DIRECTION - State how many lines hold the word "Area", with no other words.

═════ DATASET RECORDS

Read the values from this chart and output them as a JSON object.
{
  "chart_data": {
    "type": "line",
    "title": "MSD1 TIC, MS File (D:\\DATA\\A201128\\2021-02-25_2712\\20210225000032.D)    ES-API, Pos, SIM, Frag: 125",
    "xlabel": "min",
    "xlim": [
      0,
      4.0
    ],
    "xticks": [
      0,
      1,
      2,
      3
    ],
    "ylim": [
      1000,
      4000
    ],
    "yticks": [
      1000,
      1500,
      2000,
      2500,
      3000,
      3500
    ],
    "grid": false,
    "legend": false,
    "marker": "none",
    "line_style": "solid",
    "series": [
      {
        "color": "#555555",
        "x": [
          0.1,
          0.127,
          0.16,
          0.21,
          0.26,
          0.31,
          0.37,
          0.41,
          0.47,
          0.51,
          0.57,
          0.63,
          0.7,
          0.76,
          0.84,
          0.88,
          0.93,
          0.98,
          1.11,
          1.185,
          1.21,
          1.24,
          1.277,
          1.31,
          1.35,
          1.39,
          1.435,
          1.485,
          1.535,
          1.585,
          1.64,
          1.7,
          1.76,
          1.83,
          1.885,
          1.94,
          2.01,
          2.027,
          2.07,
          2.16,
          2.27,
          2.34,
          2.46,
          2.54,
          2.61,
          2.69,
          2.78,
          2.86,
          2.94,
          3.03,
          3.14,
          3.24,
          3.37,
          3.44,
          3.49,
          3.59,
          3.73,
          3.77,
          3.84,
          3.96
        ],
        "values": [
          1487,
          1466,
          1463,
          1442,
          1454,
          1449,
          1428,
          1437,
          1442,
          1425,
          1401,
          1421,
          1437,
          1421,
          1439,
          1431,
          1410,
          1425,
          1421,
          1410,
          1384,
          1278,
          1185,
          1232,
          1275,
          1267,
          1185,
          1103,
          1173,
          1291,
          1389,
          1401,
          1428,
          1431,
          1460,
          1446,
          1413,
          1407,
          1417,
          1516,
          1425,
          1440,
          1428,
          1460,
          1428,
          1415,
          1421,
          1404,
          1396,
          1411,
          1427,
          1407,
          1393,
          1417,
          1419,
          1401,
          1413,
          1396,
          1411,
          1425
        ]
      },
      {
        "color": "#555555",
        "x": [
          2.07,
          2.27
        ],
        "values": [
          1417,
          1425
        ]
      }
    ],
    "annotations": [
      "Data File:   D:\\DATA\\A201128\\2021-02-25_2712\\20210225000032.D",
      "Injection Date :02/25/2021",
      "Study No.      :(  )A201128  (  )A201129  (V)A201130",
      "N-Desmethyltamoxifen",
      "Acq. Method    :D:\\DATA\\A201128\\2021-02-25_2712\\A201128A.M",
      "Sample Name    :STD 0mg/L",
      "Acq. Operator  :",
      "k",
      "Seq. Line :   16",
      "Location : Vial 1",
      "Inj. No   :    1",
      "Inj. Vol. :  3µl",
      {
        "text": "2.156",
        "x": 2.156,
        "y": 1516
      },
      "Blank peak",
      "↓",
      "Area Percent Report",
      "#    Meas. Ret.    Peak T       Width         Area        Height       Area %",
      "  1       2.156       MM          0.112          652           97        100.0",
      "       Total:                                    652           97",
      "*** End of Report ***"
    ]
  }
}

══════════

FINISHED EXERCISE - 2